§ STATED TASK: Reproduce every line of the listing below without any changes.
------ MATERIAL TO PROCESS ------
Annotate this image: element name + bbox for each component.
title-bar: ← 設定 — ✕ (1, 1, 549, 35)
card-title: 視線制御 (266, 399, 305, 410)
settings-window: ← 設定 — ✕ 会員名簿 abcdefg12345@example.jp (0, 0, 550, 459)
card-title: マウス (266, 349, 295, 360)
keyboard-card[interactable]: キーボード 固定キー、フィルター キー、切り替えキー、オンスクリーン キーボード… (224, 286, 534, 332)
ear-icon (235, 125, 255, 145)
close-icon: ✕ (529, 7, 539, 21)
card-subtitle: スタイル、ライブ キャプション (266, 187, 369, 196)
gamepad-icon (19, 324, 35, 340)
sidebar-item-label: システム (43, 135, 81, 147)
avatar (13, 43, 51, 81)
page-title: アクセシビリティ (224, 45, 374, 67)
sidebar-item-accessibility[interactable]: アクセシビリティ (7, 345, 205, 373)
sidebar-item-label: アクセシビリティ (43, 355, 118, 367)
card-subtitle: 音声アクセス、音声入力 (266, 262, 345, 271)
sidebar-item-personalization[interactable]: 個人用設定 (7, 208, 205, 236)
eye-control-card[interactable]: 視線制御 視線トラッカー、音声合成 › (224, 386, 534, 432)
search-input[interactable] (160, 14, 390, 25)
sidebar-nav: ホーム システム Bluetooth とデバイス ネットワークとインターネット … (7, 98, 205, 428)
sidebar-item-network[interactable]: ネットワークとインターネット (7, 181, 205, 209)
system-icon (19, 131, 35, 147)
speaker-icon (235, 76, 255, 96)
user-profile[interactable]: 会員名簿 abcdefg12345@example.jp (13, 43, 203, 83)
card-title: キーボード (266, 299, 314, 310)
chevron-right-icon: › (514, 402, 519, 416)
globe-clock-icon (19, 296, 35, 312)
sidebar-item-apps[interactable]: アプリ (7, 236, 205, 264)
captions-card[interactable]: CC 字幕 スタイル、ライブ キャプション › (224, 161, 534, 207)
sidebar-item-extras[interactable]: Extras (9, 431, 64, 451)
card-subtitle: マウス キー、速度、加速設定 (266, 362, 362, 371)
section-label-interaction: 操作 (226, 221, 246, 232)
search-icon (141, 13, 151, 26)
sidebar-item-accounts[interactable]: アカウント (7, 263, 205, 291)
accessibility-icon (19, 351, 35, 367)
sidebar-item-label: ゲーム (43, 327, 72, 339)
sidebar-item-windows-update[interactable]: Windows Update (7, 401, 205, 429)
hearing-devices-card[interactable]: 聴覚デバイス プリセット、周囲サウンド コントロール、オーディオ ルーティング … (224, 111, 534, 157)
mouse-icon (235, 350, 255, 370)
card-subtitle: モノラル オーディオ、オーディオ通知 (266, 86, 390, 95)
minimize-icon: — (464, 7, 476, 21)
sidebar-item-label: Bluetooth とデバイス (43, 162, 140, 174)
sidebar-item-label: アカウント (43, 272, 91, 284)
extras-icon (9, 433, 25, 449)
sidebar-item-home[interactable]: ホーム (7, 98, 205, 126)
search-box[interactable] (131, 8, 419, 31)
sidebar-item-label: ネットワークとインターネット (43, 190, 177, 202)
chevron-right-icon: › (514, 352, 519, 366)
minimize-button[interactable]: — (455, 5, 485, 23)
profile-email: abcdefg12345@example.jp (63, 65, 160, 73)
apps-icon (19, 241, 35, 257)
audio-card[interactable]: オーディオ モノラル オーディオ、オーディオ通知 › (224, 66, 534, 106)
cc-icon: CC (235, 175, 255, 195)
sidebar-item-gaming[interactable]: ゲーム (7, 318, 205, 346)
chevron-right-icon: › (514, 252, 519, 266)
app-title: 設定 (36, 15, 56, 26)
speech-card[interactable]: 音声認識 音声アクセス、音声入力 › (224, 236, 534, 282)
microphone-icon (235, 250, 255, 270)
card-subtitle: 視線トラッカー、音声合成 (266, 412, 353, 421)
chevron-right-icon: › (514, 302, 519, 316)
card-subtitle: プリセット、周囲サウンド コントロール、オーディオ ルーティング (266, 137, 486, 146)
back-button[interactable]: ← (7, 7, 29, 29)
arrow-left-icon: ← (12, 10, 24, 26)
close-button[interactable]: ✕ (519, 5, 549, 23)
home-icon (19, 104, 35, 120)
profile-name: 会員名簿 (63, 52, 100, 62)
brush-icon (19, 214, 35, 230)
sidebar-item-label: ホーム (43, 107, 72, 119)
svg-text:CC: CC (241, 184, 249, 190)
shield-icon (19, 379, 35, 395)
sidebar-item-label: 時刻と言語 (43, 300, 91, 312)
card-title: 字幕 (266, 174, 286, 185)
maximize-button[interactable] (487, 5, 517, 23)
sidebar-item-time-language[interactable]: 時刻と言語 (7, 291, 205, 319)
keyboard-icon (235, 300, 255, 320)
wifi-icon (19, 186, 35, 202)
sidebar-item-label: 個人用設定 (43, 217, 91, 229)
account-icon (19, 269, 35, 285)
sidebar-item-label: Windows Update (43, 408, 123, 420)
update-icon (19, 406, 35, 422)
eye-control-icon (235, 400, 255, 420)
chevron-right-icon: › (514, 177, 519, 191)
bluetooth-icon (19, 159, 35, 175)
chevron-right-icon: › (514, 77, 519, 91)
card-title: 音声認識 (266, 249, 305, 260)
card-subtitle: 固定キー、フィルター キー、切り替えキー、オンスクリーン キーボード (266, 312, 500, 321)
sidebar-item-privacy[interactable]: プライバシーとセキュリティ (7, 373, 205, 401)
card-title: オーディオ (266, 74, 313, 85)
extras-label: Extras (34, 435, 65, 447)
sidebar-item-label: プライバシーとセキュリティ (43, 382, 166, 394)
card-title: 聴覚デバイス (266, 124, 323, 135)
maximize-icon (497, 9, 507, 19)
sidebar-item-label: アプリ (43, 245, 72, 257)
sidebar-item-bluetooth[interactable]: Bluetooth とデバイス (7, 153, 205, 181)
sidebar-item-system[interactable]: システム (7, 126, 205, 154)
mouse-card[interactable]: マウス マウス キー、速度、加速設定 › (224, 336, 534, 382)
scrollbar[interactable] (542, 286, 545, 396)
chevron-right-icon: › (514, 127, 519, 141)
------
§ ANSWER IN FULL:
Annotate this image: element name + bbox for each component.
title-bar: ← 設定 — ✕ (1, 1, 549, 35)
card-title: 視線制御 (266, 399, 305, 410)
settings-window: ← 設定 — ✕ 会員名簿 abcdefg12345@example.jp (0, 0, 550, 459)
card-title: マウス (266, 349, 295, 360)
keyboard-card[interactable]: キーボード 固定キー、フィルター キー、切り替えキー、オンスクリーン キーボード… (224, 286, 534, 332)
ear-icon (235, 125, 255, 145)
close-icon: ✕ (529, 7, 539, 21)
card-subtitle: スタイル、ライブ キャプション (266, 187, 369, 196)
gamepad-icon (19, 324, 35, 340)
sidebar-item-label: システム (43, 135, 81, 147)
avatar (13, 43, 51, 81)
page-title: アクセシビリティ (224, 45, 374, 67)
sidebar-item-accessibility[interactable]: アクセシビリティ (7, 345, 205, 373)
sidebar-item-label: アクセシビリティ (43, 355, 118, 367)
card-subtitle: 音声アクセス、音声入力 (266, 262, 345, 271)
sidebar-item-personalization[interactable]: 個人用設定 (7, 208, 205, 236)
eye-control-card[interactable]: 視線制御 視線トラッカー、音声合成 › (224, 386, 534, 432)
search-input[interactable] (160, 14, 390, 25)
sidebar-nav: ホーム システム Bluetooth とデバイス ネットワークとインターネット … (7, 98, 205, 428)
sidebar-item-network[interactable]: ネットワークとインターネット (7, 181, 205, 209)
system-icon (19, 131, 35, 147)
speaker-icon (235, 76, 255, 96)
user-profile[interactable]: 会員名簿 abcdefg12345@example.jp (13, 43, 203, 83)
card-title: キーボード (266, 299, 314, 310)
chevron-right-icon: › (514, 402, 519, 416)
globe-clock-icon (19, 296, 35, 312)
sidebar-item-apps[interactable]: アプリ (7, 236, 205, 264)
captions-card[interactable]: CC 字幕 スタイル、ライブ キャプション › (224, 161, 534, 207)
sidebar-item-extras[interactable]: Extras (9, 431, 64, 451)
card-subtitle: マウス キー、速度、加速設定 (266, 362, 362, 371)
section-label-interaction: 操作 (226, 221, 246, 232)
search-icon (141, 13, 151, 26)
sidebar-item-accounts[interactable]: アカウント (7, 263, 205, 291)
accessibility-icon (19, 351, 35, 367)
sidebar-item-label: ゲーム (43, 327, 72, 339)
sidebar-item-windows-update[interactable]: Windows Update (7, 401, 205, 429)
hearing-devices-card[interactable]: 聴覚デバイス プリセット、周囲サウンド コントロール、オーディオ ルーティング … (224, 111, 534, 157)
mouse-icon (235, 350, 255, 370)
card-subtitle: モノラル オーディオ、オーディオ通知 (266, 86, 390, 95)
minimize-icon: — (464, 7, 476, 21)
sidebar-item-label: Bluetooth とデバイス (43, 162, 140, 174)
sidebar-item-label: アカウント (43, 272, 91, 284)
extras-icon (9, 433, 25, 449)
sidebar-item-home[interactable]: ホーム (7, 98, 205, 126)
search-box[interactable] (131, 8, 419, 31)
sidebar-item-label: ネットワークとインターネット (43, 190, 177, 202)
chevron-right-icon: › (514, 352, 519, 366)
minimize-button[interactable]: — (455, 5, 485, 23)
profile-email: abcdefg12345@example.jp (63, 65, 160, 73)
apps-icon (19, 241, 35, 257)
audio-card[interactable]: オーディオ モノラル オーディオ、オーディオ通知 › (224, 66, 534, 106)
cc-icon: CC (235, 175, 255, 195)
sidebar-item-gaming[interactable]: ゲーム (7, 318, 205, 346)
chevron-right-icon: › (514, 252, 519, 266)
app-title: 設定 (36, 15, 56, 26)
speech-card[interactable]: 音声認識 音声アクセス、音声入力 › (224, 236, 534, 282)
microphone-icon (235, 250, 255, 270)
card-subtitle: 視線トラッカー、音声合成 (266, 412, 353, 421)
chevron-right-icon: › (514, 302, 519, 316)
card-subtitle: プリセット、周囲サウンド コントロール、オーディオ ルーティング (266, 137, 486, 146)
back-button[interactable]: ← (7, 7, 29, 29)
arrow-left-icon: ← (12, 10, 24, 26)
close-button[interactable]: ✕ (519, 5, 549, 23)
home-icon (19, 104, 35, 120)
profile-name: 会員名簿 (63, 52, 100, 62)
brush-icon (19, 214, 35, 230)
sidebar-item-label: ホーム (43, 107, 72, 119)
svg-text:CC: CC (241, 184, 249, 190)
shield-icon (19, 379, 35, 395)
sidebar-item-label: 時刻と言語 (43, 300, 91, 312)
card-title: 字幕 (266, 174, 286, 185)
maximize-button[interactable] (487, 5, 517, 23)
sidebar-item-time-language[interactable]: 時刻と言語 (7, 291, 205, 319)
keyboard-icon (235, 300, 255, 320)
wifi-icon (19, 186, 35, 202)
sidebar-item-label: 個人用設定 (43, 217, 91, 229)
account-icon (19, 269, 35, 285)
sidebar-item-label: Windows Update (43, 408, 123, 420)
update-icon (19, 406, 35, 422)
eye-control-icon (235, 400, 255, 420)
chevron-right-icon: › (514, 177, 519, 191)
bluetooth-icon (19, 159, 35, 175)
chevron-right-icon: › (514, 77, 519, 91)
card-title: 音声認識 (266, 249, 305, 260)
card-subtitle: 固定キー、フィルター キー、切り替えキー、オンスクリーン キーボード (266, 312, 500, 321)
sidebar-item-privacy[interactable]: プライバシーとセキュリティ (7, 373, 205, 401)
card-title: オーディオ (266, 74, 313, 85)
extras-label: Extras (34, 435, 65, 447)
sidebar-item-label: プライバシーとセキュリティ (43, 382, 166, 394)
card-title: 聴覚デバイス (266, 124, 323, 135)
maximize-icon (497, 9, 507, 19)
sidebar-item-label: アプリ (43, 245, 72, 257)
sidebar-item-bluetooth[interactable]: Bluetooth とデバイス (7, 153, 205, 181)
sidebar-item-system[interactable]: システム (7, 126, 205, 154)
mouse-card[interactable]: マウス マウス キー、速度、加速設定 › (224, 336, 534, 382)
scrollbar[interactable] (542, 286, 545, 396)
chevron-right-icon: › (514, 127, 519, 141)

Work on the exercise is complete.